◆ Material provided ◆

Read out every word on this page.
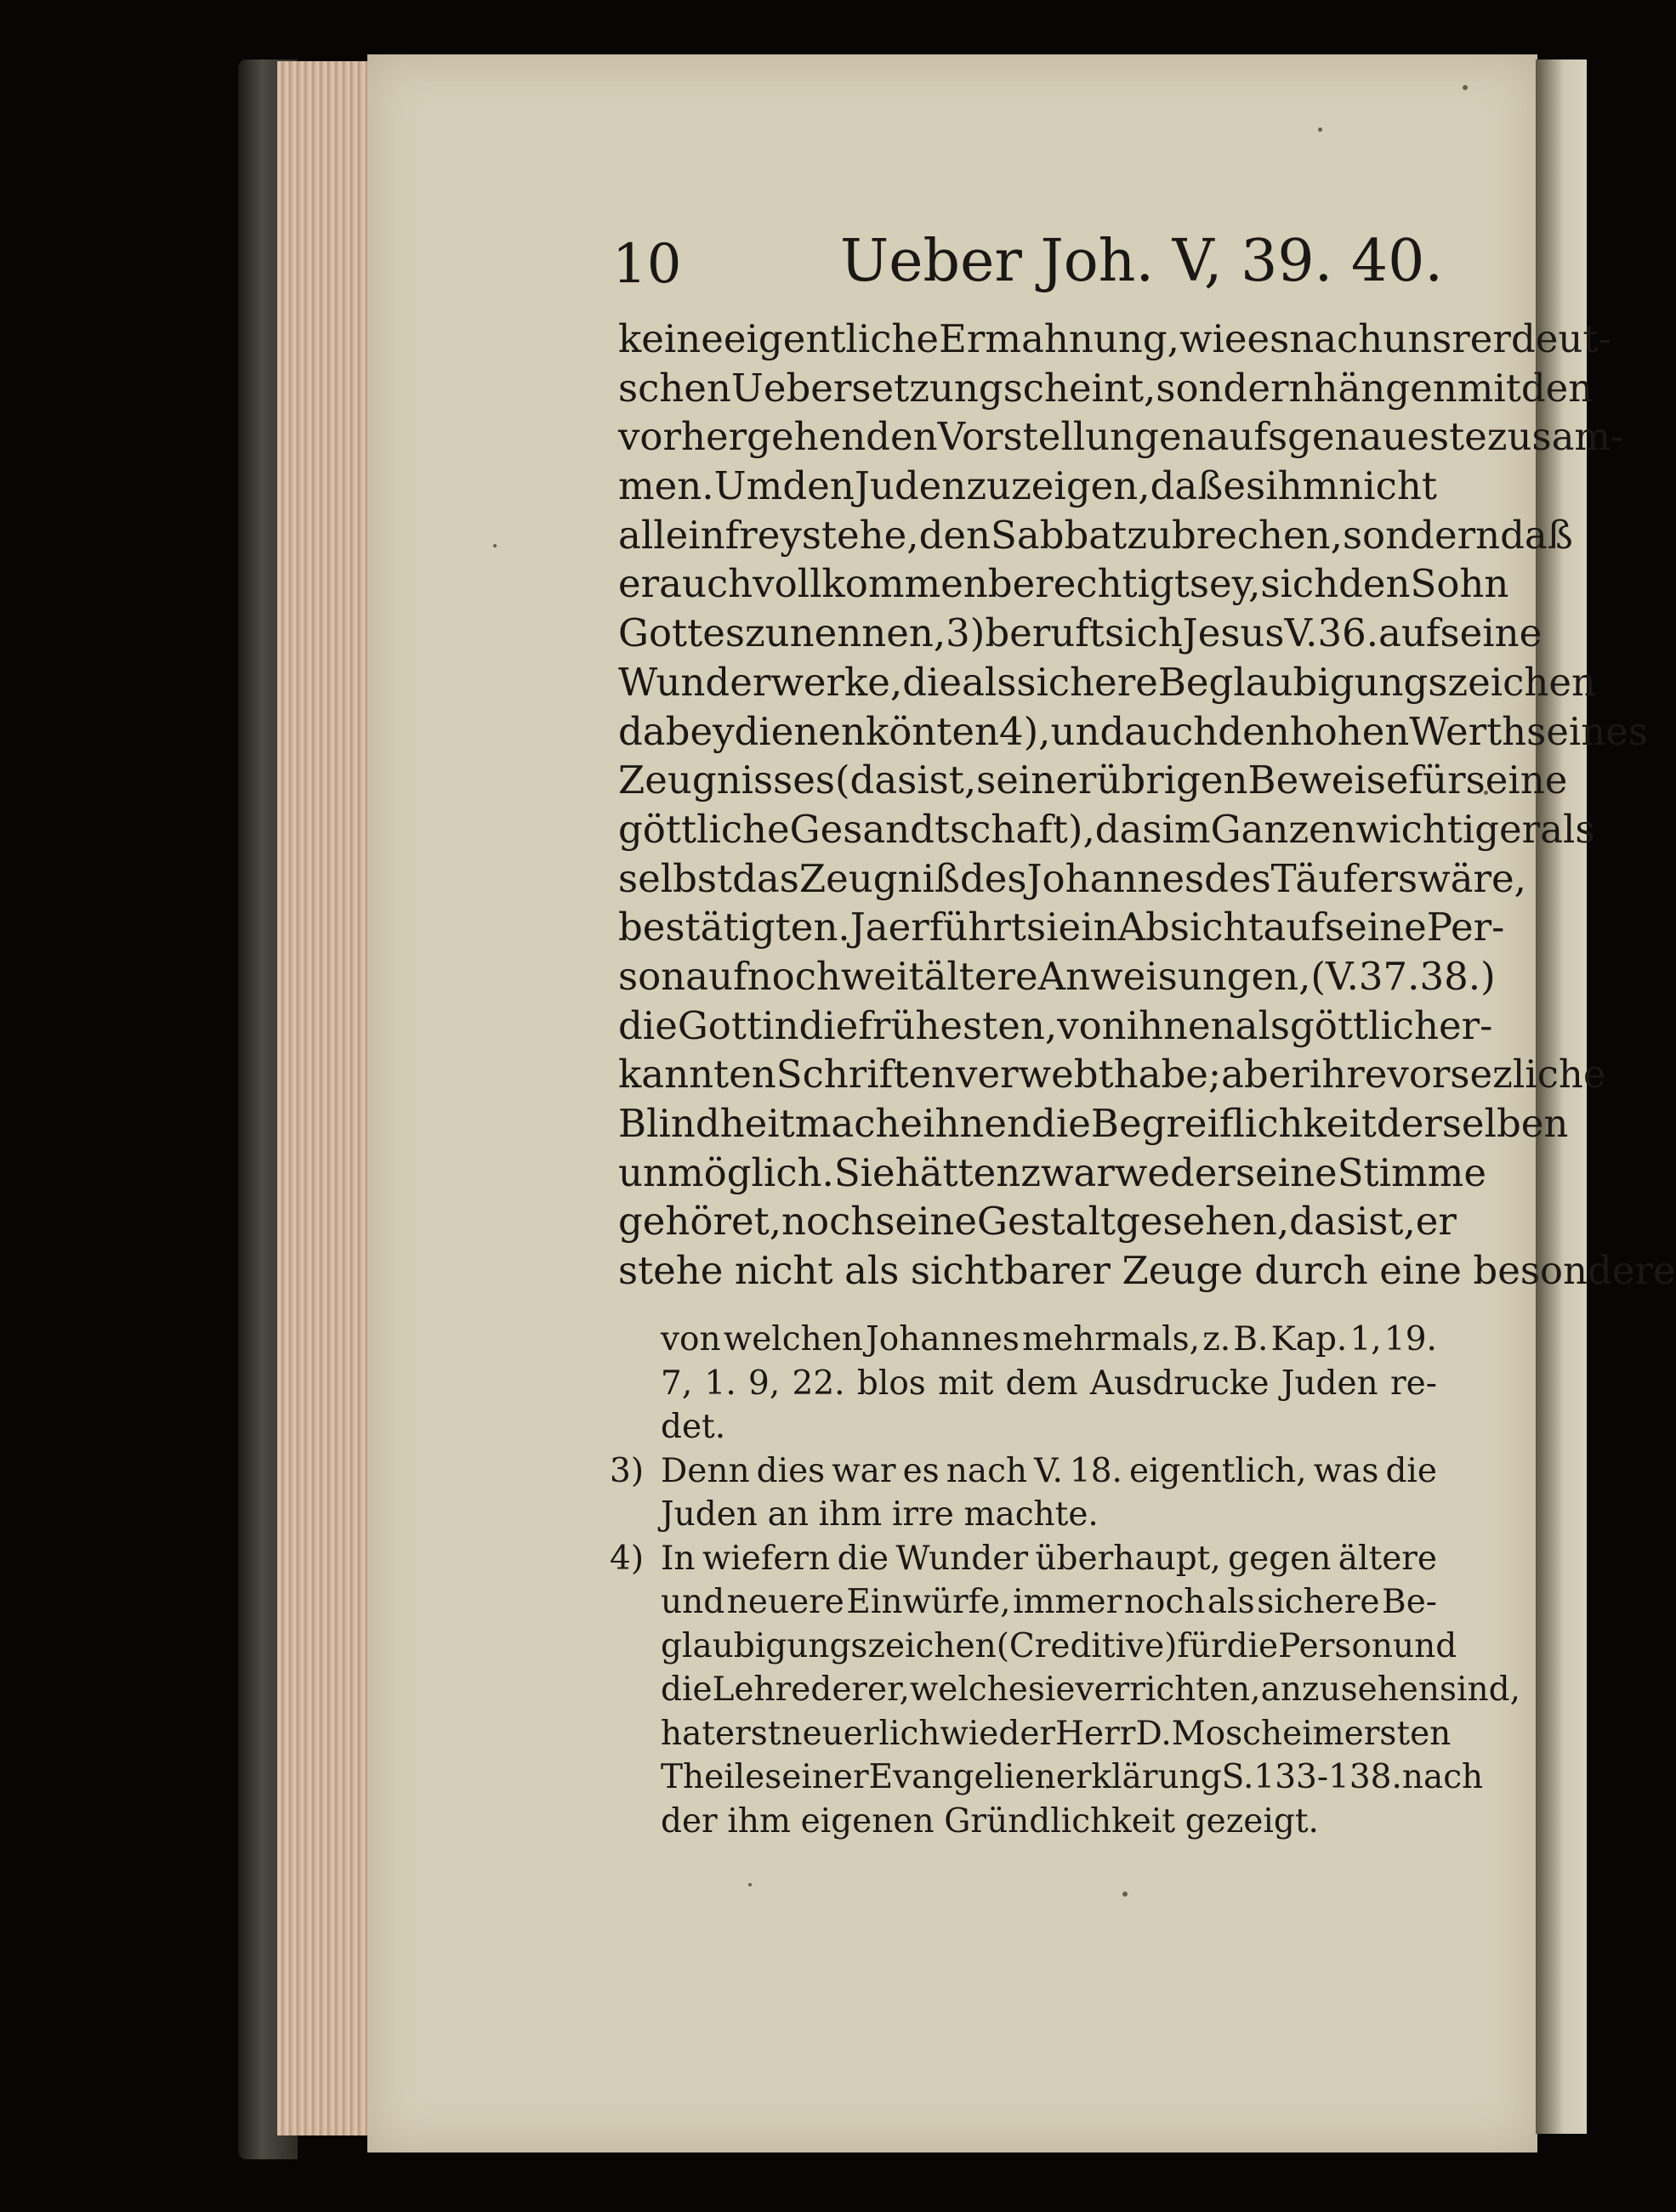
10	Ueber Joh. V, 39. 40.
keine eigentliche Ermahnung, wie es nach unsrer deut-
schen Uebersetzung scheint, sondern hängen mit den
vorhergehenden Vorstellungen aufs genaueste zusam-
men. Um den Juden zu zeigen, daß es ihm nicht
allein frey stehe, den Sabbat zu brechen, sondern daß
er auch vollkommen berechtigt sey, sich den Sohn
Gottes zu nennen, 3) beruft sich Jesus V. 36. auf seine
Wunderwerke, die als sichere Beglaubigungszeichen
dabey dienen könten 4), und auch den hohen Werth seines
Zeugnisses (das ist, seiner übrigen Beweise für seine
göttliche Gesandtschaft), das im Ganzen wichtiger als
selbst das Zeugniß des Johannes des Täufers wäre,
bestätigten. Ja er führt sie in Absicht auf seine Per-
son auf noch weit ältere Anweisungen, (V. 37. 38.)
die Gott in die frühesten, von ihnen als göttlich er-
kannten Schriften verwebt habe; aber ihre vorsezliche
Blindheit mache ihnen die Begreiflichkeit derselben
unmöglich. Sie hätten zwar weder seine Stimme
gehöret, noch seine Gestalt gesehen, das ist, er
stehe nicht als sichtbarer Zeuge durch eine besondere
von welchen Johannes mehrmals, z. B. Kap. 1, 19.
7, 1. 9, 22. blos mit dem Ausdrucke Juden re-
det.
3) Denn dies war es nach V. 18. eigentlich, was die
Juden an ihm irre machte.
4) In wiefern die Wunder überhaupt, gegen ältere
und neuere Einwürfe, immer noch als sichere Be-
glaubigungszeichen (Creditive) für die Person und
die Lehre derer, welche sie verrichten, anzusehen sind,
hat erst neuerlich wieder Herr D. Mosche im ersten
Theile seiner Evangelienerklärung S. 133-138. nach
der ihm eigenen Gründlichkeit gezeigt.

◆ Request ◆
Exclude the pictures and repeat every other part of the records word for word.

◆ Output of the task ◆
Read out every word on this page.
10	Ueber Joh. V, 39. 40.
keine eigentliche Ermahnung, wie es nach unsrer deut-
schen Uebersetzung scheint, sondern hängen mit den
vorhergehenden Vorstellungen aufs genaueste zusam-
men. Um den Juden zu zeigen, daß es ihm nicht
allein frey stehe, den Sabbat zu brechen, sondern daß
er auch vollkommen berechtigt sey, sich den Sohn
Gottes zu nennen, 3) beruft sich Jesus V. 36. auf seine
Wunderwerke, die als sichere Beglaubigungszeichen
dabey dienen könten 4), und auch den hohen Werth seines
Zeugnisses (das ist, seiner übrigen Beweise für seine
göttliche Gesandtschaft), das im Ganzen wichtiger als
selbst das Zeugniß des Johannes des Täufers wäre,
bestätigten. Ja er führt sie in Absicht auf seine Per-
son auf noch weit ältere Anweisungen, (V. 37. 38.)
die Gott in die frühesten, von ihnen als göttlich er-
kannten Schriften verwebt habe; aber ihre vorsezliche
Blindheit mache ihnen die Begreiflichkeit derselben
unmöglich. Sie hätten zwar weder seine Stimme
gehöret, noch seine Gestalt gesehen, das ist, er
stehe nicht als sichtbarer Zeuge durch eine besondere
von welchen Johannes mehrmals, z. B. Kap. 1, 19.
7, 1. 9, 22. blos mit dem Ausdrucke Juden re-
det.
3) Denn dies war es nach V. 18. eigentlich, was die
Juden an ihm irre machte.
4) In wiefern die Wunder überhaupt, gegen ältere
und neuere Einwürfe, immer noch als sichere Be-
glaubigungszeichen (Creditive) für die Person und
die Lehre derer, welche sie verrichten, anzusehen sind,
hat erst neuerlich wieder Herr D. Mosche im ersten
Theile seiner Evangelienerklärung S. 133-138. nach
der ihm eigenen Gründlichkeit gezeigt.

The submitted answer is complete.